■ OBJECTIVE
Take every line from the listing below that contains "ЗДОРОВ".

■ INPUT ROWS
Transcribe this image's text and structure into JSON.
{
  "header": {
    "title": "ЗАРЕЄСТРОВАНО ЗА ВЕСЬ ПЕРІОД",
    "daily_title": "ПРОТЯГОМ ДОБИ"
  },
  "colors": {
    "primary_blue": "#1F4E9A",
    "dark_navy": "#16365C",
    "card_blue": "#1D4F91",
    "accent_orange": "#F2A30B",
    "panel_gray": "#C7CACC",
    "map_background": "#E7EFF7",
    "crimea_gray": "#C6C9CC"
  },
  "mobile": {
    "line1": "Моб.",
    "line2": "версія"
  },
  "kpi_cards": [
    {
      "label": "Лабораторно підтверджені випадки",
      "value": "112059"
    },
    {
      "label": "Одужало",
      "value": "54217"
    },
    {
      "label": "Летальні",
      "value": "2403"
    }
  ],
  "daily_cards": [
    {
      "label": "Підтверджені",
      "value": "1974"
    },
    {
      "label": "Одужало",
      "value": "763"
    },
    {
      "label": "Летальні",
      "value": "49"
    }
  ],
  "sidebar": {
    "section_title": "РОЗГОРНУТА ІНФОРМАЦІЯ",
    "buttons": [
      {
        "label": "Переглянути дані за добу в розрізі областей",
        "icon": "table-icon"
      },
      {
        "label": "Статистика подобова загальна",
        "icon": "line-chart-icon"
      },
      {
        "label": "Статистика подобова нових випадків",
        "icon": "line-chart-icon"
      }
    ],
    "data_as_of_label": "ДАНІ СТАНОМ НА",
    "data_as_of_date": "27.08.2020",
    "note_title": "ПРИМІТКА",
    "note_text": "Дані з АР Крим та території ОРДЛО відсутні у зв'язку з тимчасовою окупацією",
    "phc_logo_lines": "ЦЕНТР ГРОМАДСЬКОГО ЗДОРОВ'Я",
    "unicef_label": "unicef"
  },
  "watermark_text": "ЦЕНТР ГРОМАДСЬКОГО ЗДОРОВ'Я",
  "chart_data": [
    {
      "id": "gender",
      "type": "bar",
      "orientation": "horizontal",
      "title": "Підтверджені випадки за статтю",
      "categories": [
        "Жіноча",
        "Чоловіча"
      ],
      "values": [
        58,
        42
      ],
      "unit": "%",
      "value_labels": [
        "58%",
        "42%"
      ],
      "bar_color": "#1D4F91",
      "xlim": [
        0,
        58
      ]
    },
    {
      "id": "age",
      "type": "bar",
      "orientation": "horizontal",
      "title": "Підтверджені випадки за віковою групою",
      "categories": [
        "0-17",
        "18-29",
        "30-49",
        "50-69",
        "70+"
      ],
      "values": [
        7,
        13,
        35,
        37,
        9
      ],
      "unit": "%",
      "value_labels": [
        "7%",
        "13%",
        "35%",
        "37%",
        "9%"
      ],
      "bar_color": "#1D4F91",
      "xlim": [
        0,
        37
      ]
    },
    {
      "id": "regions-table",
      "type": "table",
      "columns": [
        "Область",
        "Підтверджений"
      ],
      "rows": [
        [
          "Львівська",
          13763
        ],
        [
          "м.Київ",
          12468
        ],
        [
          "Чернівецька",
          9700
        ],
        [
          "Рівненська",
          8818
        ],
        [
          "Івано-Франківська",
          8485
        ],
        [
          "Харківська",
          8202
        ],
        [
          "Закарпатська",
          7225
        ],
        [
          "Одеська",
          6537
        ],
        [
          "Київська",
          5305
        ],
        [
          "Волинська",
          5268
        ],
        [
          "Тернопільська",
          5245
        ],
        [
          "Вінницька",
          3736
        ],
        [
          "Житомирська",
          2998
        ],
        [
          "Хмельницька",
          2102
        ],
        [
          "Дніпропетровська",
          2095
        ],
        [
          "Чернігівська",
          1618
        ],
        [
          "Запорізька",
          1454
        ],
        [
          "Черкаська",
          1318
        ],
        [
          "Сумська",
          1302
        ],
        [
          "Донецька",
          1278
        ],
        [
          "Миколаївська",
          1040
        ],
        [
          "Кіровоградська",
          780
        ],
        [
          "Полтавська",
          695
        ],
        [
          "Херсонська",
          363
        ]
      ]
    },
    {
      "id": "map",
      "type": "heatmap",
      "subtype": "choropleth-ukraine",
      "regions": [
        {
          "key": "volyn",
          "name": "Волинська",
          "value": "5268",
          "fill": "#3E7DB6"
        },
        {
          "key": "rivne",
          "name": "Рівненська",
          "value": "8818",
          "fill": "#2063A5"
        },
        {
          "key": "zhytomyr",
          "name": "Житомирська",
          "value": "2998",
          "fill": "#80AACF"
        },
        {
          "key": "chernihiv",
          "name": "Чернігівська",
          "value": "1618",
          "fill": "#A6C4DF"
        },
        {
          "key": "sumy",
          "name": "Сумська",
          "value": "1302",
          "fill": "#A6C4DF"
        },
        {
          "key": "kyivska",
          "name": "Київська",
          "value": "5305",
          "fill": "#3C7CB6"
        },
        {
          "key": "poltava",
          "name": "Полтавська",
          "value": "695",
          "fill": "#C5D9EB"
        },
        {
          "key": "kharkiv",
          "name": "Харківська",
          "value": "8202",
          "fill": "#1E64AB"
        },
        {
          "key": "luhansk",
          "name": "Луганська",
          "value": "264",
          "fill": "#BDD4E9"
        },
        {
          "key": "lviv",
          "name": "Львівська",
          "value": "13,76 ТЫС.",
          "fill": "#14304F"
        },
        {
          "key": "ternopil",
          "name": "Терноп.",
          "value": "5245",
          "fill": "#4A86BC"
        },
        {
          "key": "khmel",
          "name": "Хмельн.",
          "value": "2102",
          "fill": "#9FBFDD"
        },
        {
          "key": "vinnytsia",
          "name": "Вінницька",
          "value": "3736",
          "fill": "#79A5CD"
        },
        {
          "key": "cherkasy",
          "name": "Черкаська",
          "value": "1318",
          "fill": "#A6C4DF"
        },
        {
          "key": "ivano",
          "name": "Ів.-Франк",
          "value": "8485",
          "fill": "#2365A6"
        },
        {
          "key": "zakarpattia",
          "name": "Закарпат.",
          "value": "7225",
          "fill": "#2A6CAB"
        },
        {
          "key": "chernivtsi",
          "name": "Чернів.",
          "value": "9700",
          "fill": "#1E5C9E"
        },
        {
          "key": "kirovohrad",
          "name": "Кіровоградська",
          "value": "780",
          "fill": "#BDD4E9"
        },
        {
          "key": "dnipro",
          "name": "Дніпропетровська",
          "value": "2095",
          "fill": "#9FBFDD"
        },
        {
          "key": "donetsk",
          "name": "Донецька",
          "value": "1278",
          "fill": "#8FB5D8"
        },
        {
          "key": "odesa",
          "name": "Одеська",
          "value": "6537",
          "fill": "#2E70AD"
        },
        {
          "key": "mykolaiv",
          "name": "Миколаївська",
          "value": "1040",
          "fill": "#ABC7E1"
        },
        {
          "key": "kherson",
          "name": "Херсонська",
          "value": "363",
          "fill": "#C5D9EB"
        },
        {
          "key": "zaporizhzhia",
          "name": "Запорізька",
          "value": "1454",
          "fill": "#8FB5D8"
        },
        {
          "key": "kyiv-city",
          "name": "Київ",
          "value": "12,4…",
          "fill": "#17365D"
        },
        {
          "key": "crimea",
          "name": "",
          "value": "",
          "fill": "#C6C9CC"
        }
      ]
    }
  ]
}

■ SOLUTION TO THE PROBLEM
    "phc_logo_lines": "ЦЕНТР ГРОМАДСЬКОГО ЗДОРОВ'Я",
  "watermark_text": "ЦЕНТР ГРОМАДСЬКОГО ЗДОРОВ'Я",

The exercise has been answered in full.